Task details:
Reproduce each line from the records that holds "הגנת".

Data for this exercise:
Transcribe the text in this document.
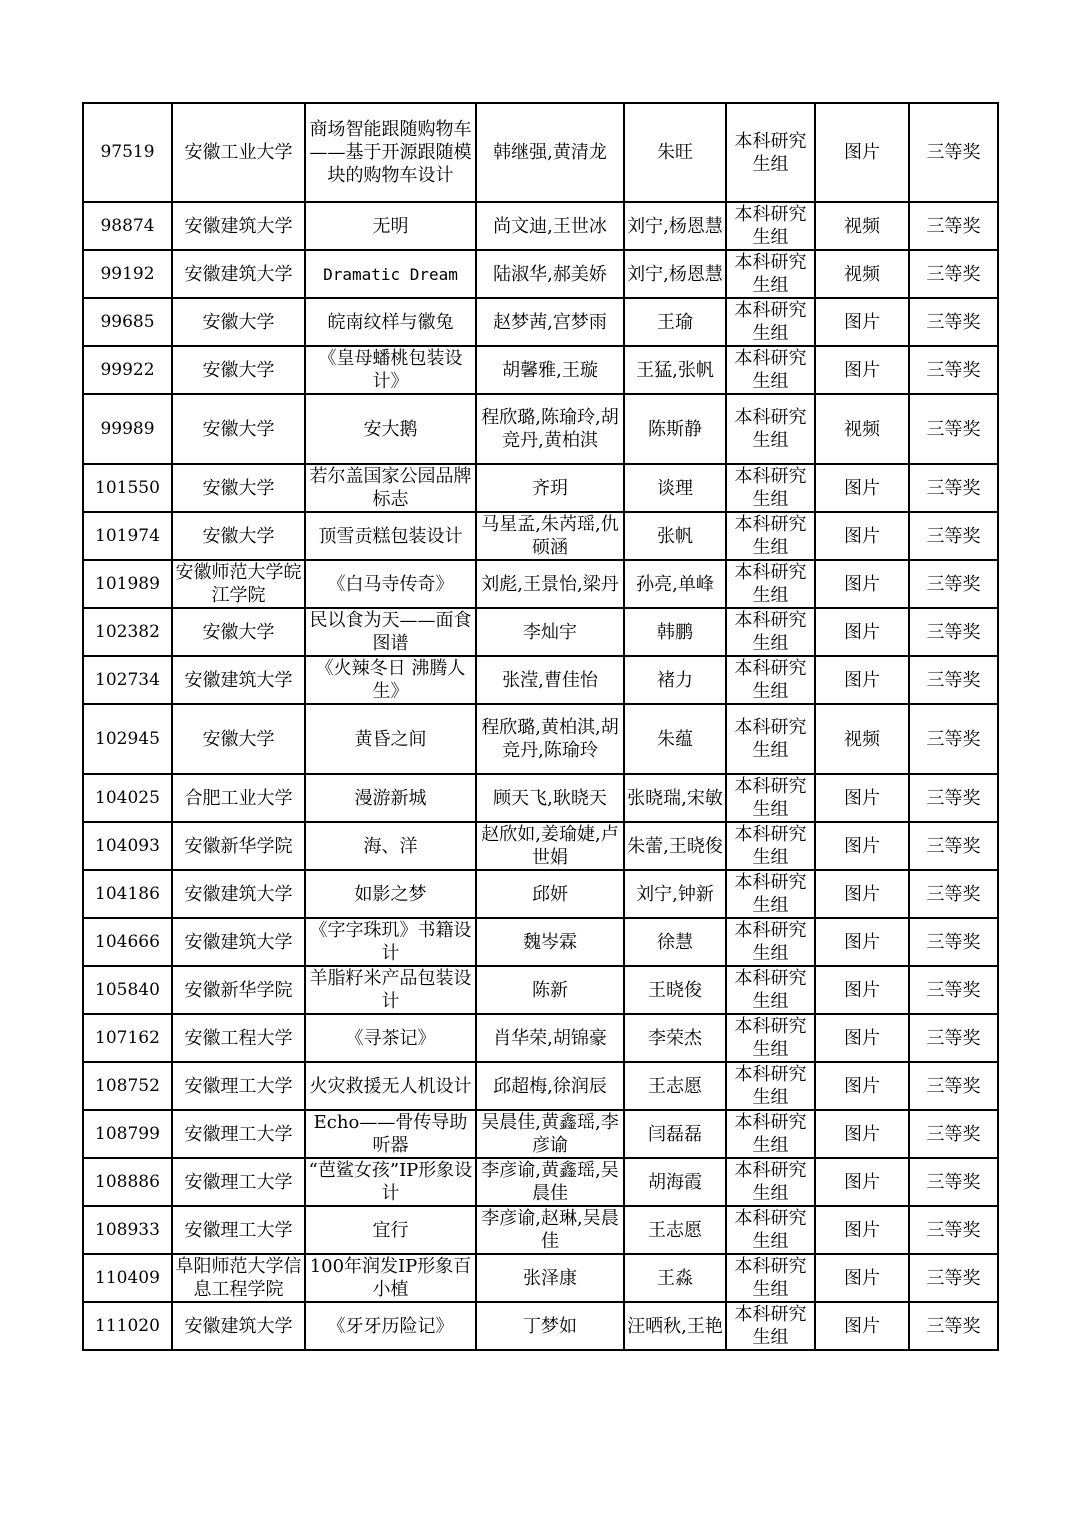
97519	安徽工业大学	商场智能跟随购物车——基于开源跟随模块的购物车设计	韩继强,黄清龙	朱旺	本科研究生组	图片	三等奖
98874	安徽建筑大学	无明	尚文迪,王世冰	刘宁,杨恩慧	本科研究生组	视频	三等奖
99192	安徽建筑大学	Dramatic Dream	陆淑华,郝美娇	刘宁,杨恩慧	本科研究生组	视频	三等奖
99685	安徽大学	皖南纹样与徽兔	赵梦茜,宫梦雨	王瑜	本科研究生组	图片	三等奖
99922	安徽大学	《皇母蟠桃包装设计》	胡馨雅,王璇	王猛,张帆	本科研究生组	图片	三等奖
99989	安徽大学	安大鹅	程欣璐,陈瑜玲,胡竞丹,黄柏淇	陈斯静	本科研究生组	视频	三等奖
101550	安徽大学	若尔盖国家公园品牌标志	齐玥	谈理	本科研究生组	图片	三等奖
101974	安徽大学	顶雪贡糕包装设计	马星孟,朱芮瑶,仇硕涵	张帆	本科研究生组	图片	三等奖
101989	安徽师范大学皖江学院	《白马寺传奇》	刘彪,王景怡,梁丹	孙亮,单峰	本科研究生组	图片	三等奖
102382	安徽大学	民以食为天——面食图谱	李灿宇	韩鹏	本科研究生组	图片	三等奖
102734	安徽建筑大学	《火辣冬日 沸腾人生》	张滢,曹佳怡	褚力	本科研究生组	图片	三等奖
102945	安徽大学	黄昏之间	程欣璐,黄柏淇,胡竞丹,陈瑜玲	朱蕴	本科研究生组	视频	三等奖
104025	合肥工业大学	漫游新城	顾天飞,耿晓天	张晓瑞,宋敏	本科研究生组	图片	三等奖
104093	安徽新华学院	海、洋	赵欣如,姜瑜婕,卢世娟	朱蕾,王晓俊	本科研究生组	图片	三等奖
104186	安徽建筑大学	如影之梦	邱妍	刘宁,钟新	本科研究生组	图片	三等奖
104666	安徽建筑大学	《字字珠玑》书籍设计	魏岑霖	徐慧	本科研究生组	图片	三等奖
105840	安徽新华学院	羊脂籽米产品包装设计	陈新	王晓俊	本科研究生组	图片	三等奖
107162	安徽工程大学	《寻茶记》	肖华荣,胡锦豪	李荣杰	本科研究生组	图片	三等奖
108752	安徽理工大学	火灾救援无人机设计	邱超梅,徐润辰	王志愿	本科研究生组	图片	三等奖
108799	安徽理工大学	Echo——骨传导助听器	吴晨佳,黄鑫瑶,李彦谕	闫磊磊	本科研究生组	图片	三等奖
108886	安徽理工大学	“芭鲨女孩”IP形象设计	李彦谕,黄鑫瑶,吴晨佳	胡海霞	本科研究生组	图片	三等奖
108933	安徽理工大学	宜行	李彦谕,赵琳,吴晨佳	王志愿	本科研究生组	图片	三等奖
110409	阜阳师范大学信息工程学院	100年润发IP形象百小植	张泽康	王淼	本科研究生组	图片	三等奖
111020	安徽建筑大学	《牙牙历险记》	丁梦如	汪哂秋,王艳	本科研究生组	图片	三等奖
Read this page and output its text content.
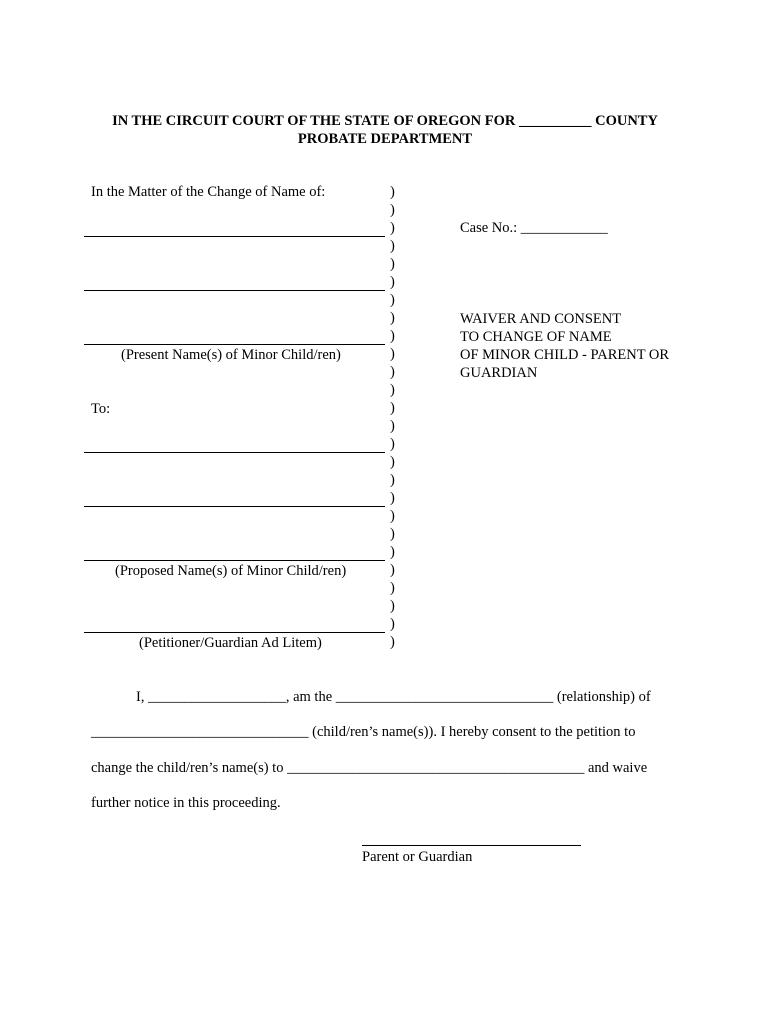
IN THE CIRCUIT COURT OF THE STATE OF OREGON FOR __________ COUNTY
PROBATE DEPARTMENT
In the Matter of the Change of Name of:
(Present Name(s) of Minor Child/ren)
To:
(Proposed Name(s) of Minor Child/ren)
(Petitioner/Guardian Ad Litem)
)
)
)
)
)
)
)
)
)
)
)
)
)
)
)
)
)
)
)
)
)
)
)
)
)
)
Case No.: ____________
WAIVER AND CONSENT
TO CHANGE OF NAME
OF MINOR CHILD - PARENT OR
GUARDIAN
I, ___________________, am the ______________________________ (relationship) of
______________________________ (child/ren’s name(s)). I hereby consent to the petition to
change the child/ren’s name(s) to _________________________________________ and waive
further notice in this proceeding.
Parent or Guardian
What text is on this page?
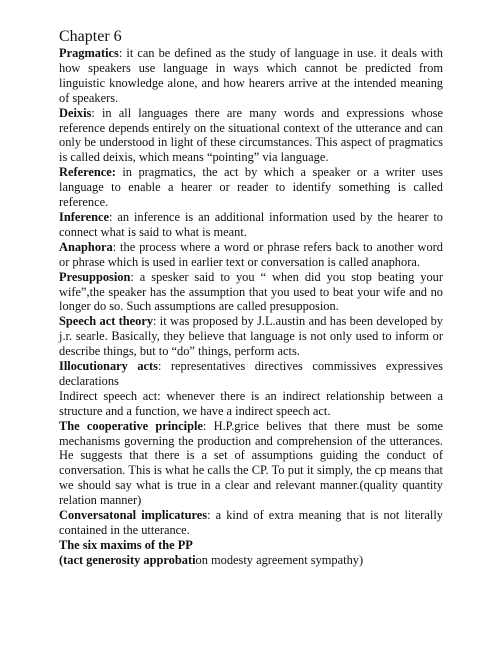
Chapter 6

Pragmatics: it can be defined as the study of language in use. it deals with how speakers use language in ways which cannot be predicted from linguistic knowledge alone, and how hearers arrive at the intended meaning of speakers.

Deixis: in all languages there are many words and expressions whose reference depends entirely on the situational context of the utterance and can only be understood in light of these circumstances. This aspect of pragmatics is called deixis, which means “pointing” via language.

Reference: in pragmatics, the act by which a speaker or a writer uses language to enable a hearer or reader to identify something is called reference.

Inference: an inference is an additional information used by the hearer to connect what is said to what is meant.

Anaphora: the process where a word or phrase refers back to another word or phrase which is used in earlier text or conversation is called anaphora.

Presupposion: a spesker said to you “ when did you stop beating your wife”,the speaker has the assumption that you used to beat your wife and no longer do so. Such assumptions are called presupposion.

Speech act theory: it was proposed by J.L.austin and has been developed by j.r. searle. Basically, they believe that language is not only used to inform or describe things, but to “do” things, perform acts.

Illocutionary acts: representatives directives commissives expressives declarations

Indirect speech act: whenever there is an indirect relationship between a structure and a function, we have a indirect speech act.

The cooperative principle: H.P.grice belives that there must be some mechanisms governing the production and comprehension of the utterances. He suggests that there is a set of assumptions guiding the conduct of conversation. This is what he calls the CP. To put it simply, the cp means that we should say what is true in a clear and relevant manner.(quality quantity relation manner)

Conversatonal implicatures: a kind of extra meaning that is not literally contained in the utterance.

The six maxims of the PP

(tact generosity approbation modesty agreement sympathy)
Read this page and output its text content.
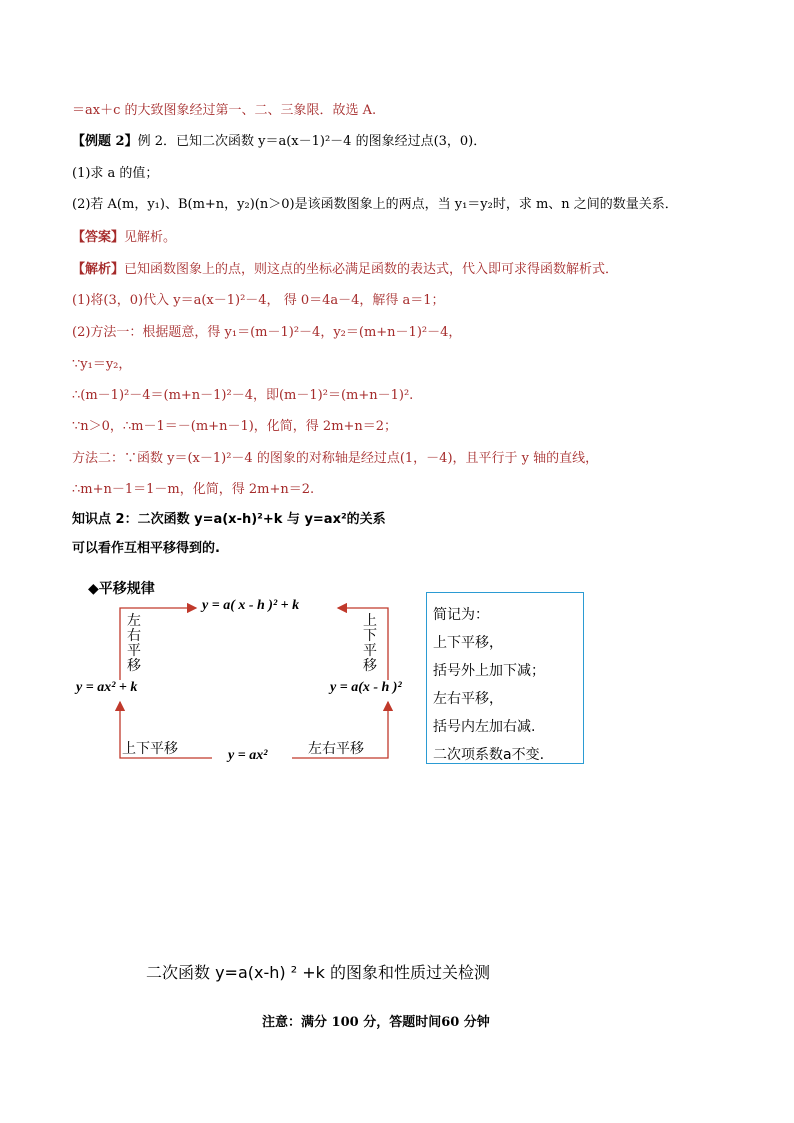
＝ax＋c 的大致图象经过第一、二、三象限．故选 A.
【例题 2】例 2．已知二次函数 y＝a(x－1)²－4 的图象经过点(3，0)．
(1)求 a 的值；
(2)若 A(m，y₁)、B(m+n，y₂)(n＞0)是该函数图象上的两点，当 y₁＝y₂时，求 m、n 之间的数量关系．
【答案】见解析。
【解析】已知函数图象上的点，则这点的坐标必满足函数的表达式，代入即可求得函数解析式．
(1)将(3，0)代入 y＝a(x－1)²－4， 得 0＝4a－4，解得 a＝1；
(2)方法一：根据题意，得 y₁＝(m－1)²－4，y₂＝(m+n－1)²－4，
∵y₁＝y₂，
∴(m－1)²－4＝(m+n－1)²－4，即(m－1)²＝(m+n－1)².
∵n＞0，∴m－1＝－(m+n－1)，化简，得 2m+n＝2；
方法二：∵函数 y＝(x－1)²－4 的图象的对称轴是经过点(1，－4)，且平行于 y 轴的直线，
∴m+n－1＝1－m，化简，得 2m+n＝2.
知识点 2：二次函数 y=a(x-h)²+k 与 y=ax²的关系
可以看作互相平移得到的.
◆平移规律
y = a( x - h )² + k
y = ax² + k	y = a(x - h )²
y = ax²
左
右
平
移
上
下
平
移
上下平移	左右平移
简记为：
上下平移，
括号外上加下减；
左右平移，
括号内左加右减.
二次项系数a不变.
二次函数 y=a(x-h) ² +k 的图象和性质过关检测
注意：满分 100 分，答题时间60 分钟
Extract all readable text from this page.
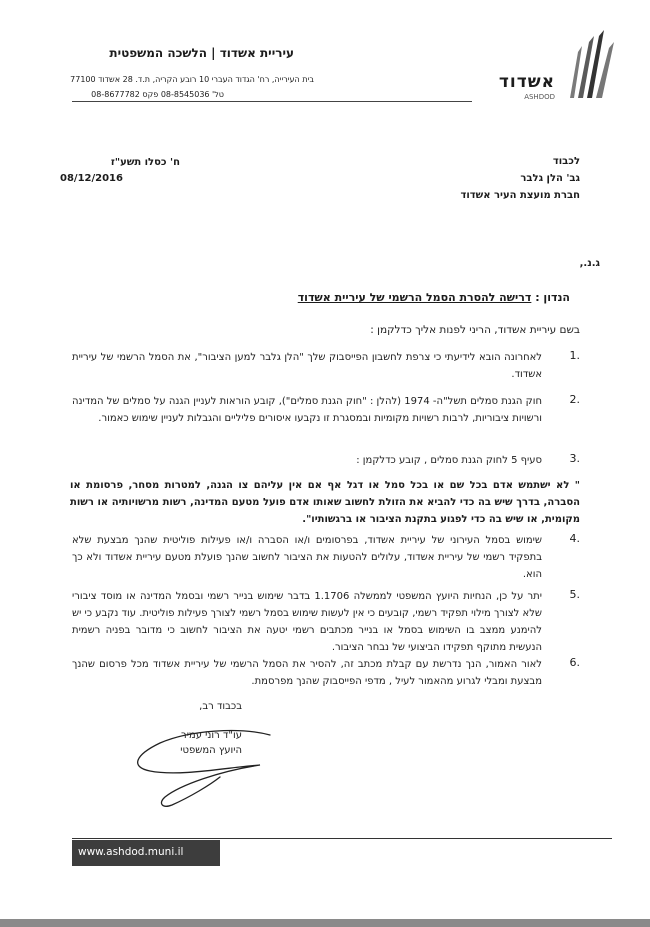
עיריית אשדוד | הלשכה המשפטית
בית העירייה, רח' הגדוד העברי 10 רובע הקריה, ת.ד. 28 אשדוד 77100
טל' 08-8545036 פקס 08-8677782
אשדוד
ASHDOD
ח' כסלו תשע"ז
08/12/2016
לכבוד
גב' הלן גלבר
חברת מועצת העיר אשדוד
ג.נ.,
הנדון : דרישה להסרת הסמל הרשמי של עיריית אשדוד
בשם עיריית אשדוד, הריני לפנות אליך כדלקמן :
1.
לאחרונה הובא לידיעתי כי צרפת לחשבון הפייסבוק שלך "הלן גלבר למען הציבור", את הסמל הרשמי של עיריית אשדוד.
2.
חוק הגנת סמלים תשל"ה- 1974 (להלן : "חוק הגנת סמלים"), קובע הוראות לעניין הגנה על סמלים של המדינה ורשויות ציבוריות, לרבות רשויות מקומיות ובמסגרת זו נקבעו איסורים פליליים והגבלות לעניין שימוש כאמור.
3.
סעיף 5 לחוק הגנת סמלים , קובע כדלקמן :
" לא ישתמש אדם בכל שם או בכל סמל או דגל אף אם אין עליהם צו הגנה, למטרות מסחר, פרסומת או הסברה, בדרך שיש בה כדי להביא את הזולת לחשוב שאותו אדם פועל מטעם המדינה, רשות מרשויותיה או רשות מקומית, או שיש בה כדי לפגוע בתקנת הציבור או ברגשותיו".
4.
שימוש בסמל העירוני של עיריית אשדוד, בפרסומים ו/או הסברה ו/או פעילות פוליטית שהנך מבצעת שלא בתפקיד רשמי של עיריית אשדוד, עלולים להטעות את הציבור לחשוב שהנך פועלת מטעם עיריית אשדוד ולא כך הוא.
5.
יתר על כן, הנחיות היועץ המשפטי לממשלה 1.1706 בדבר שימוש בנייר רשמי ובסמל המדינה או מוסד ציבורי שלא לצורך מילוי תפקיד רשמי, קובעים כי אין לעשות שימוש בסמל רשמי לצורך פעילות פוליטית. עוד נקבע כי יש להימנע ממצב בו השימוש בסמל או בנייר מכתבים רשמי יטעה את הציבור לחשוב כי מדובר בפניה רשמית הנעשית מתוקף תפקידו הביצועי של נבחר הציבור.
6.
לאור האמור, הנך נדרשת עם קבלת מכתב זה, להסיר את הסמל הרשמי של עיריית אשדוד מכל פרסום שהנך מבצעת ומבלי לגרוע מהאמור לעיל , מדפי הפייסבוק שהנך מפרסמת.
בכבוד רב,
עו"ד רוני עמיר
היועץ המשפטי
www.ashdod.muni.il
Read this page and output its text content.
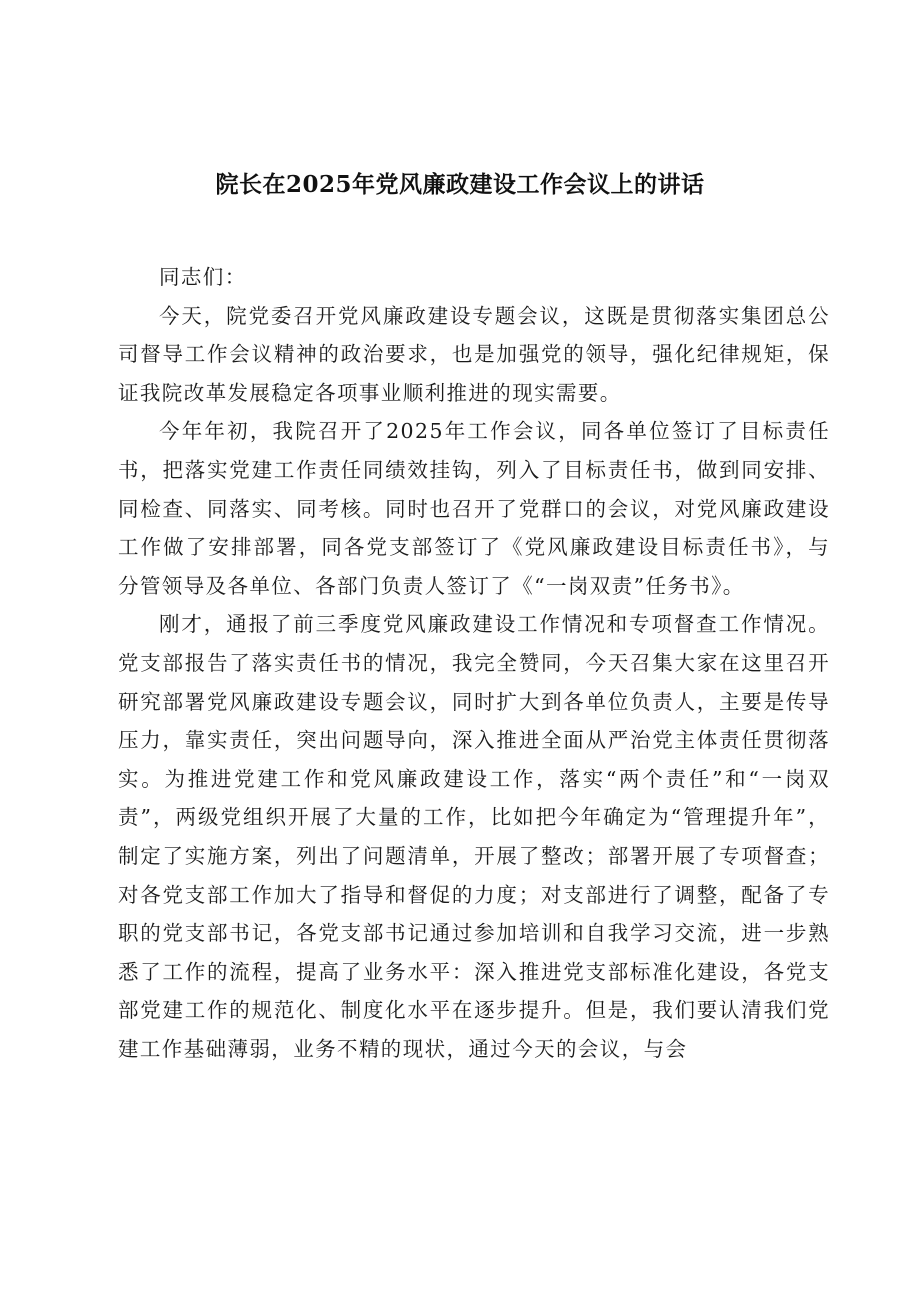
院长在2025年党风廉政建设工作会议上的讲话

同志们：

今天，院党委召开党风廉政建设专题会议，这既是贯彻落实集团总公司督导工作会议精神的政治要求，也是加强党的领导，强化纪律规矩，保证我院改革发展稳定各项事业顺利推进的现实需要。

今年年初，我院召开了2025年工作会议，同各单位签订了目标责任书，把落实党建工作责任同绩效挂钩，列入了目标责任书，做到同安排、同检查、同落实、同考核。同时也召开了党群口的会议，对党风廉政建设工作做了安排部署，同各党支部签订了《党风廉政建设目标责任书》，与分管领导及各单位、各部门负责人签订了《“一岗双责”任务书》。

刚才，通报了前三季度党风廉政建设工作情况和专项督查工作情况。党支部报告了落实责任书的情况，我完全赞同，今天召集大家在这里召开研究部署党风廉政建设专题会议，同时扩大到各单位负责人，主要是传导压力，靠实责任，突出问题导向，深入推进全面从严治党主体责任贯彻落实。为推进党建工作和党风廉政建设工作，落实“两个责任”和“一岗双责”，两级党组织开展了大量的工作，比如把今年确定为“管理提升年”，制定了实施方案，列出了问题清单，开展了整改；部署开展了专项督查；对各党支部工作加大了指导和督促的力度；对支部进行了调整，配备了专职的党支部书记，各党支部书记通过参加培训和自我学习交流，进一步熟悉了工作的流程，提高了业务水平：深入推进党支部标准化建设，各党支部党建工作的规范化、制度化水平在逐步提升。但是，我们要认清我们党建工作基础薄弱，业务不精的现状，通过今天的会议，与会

The answer:
חוק הגנת סמלים תשל"ה- 1974 (להלן : "חוק הגנת סמלים"), קובע הוראות לעניין הגנה על סמלים של המדינה ורשויות ציבוריות, לרבות רשויות מקומיות ובמסגרת זו נקבעו איסורים פליליים והגבלות לעניין שימוש כאמור.
סעיף 5 לחוק הגנת סמלים , קובע כדלקמן :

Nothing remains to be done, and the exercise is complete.